DATASET RECORDS:
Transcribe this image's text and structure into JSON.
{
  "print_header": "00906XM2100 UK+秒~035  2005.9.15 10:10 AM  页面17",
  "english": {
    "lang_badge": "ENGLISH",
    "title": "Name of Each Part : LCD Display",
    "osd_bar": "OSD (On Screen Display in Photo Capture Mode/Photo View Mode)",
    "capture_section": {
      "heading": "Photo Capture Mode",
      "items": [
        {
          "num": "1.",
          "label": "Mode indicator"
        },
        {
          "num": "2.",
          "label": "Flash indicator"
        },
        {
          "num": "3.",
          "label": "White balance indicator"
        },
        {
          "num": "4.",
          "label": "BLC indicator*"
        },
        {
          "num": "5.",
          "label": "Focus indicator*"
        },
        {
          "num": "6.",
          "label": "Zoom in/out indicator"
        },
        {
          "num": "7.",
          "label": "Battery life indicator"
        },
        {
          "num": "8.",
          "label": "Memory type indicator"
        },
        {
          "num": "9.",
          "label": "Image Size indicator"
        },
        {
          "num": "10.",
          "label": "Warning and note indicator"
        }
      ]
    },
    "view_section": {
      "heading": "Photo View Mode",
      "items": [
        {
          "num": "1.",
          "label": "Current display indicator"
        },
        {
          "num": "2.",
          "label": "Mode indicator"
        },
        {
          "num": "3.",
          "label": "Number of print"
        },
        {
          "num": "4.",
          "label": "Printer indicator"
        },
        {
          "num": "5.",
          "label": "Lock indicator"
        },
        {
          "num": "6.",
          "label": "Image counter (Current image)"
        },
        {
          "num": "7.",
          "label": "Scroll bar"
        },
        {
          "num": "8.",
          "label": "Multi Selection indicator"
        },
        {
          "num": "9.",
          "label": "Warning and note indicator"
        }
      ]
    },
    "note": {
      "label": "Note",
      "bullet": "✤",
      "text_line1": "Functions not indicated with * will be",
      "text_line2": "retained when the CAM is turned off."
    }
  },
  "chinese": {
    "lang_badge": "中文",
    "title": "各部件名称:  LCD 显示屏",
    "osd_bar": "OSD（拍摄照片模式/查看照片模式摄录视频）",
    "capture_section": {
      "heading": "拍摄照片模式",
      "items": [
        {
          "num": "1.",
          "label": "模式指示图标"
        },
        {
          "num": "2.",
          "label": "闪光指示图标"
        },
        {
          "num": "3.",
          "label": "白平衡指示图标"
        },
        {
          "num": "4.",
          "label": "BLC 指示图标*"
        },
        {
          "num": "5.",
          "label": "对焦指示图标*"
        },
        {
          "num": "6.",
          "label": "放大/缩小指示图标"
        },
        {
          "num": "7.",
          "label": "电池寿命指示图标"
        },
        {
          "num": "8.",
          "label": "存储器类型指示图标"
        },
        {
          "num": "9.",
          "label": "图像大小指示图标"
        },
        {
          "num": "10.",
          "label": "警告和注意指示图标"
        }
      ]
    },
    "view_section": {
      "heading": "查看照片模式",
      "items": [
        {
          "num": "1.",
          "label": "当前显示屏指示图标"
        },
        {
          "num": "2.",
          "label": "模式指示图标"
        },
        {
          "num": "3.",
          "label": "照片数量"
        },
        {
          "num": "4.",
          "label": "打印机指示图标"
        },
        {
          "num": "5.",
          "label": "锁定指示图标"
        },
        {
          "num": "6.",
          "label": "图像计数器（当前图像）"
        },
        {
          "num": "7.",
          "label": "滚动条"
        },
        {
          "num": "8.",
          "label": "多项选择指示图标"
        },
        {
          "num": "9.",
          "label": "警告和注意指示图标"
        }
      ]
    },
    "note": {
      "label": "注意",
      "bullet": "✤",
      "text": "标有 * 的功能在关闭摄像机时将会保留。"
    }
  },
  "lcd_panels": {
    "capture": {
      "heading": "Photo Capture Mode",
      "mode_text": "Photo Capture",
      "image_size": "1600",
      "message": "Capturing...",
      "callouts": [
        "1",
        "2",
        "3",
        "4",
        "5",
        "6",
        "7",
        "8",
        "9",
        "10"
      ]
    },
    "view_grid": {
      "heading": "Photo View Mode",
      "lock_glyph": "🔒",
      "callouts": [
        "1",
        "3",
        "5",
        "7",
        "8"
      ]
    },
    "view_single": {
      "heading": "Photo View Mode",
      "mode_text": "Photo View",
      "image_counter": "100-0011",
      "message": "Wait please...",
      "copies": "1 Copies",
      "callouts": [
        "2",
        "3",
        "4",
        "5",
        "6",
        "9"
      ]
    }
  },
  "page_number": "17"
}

WHAT NEEDS TO BE DONE:
Copy the records above exactly.

THE RESULT:
Transcribe this image's text and structure into JSON.
{
  "print_header": "00906XM2100 UK+秒~035  2005.9.15 10:10 AM  页面17",
  "english": {
    "lang_badge": "ENGLISH",
    "title": "Name of Each Part : LCD Display",
    "osd_bar": "OSD (On Screen Display in Photo Capture Mode/Photo View Mode)",
    "capture_section": {
      "heading": "Photo Capture Mode",
      "items": [
        {
          "num": "1.",
          "label": "Mode indicator"
        },
        {
          "num": "2.",
          "label": "Flash indicator"
        },
        {
          "num": "3.",
          "label": "White balance indicator"
        },
        {
          "num": "4.",
          "label": "BLC indicator*"
        },
        {
          "num": "5.",
          "label": "Focus indicator*"
        },
        {
          "num": "6.",
          "label": "Zoom in/out indicator"
        },
        {
          "num": "7.",
          "label": "Battery life indicator"
        },
        {
          "num": "8.",
          "label": "Memory type indicator"
        },
        {
          "num": "9.",
          "label": "Image Size indicator"
        },
        {
          "num": "10.",
          "label": "Warning and note indicator"
        }
      ]
    },
    "view_section": {
      "heading": "Photo View Mode",
      "items": [
        {
          "num": "1.",
          "label": "Current display indicator"
        },
        {
          "num": "2.",
          "label": "Mode indicator"
        },
        {
          "num": "3.",
          "label": "Number of print"
        },
        {
          "num": "4.",
          "label": "Printer indicator"
        },
        {
          "num": "5.",
          "label": "Lock indicator"
        },
        {
          "num": "6.",
          "label": "Image counter (Current image)"
        },
        {
          "num": "7.",
          "label": "Scroll bar"
        },
        {
          "num": "8.",
          "label": "Multi Selection indicator"
        },
        {
          "num": "9.",
          "label": "Warning and note indicator"
        }
      ]
    },
    "note": {
      "label": "Note",
      "bullet": "✤",
      "text_line1": "Functions not indicated with * will be",
      "text_line2": "retained when the CAM is turned off."
    }
  },
  "chinese": {
    "lang_badge": "中文",
    "title": "各部件名称:  LCD 显示屏",
    "osd_bar": "OSD（拍摄照片模式/查看照片模式摄录视频）",
    "capture_section": {
      "heading": "拍摄照片模式",
      "items": [
        {
          "num": "1.",
          "label": "模式指示图标"
        },
        {
          "num": "2.",
          "label": "闪光指示图标"
        },
        {
          "num": "3.",
          "label": "白平衡指示图标"
        },
        {
          "num": "4.",
          "label": "BLC 指示图标*"
        },
        {
          "num": "5.",
          "label": "对焦指示图标*"
        },
        {
          "num": "6.",
          "label": "放大/缩小指示图标"
        },
        {
          "num": "7.",
          "label": "电池寿命指示图标"
        },
        {
          "num": "8.",
          "label": "存储器类型指示图标"
        },
        {
          "num": "9.",
          "label": "图像大小指示图标"
        },
        {
          "num": "10.",
          "label": "警告和注意指示图标"
        }
      ]
    },
    "view_section": {
      "heading": "查看照片模式",
      "items": [
        {
          "num": "1.",
          "label": "当前显示屏指示图标"
        },
        {
          "num": "2.",
          "label": "模式指示图标"
        },
        {
          "num": "3.",
          "label": "照片数量"
        },
        {
          "num": "4.",
          "label": "打印机指示图标"
        },
        {
          "num": "5.",
          "label": "锁定指示图标"
        },
        {
          "num": "6.",
          "label": "图像计数器（当前图像）"
        },
        {
          "num": "7.",
          "label": "滚动条"
        },
        {
          "num": "8.",
          "label": "多项选择指示图标"
        },
        {
          "num": "9.",
          "label": "警告和注意指示图标"
        }
      ]
    },
    "note": {
      "label": "注意",
      "bullet": "✤",
      "text": "标有 * 的功能在关闭摄像机时将会保留。"
    }
  },
  "lcd_panels": {
    "capture": {
      "heading": "Photo Capture Mode",
      "mode_text": "Photo Capture",
      "image_size": "1600",
      "message": "Capturing...",
      "callouts": [
        "1",
        "2",
        "3",
        "4",
        "5",
        "6",
        "7",
        "8",
        "9",
        "10"
      ]
    },
    "view_grid": {
      "heading": "Photo View Mode",
      "lock_glyph": "🔒",
      "callouts": [
        "1",
        "3",
        "5",
        "7",
        "8"
      ]
    },
    "view_single": {
      "heading": "Photo View Mode",
      "mode_text": "Photo View",
      "image_counter": "100-0011",
      "message": "Wait please...",
      "copies": "1 Copies",
      "callouts": [
        "2",
        "3",
        "4",
        "5",
        "6",
        "9"
      ]
    }
  },
  "page_number": "17"
}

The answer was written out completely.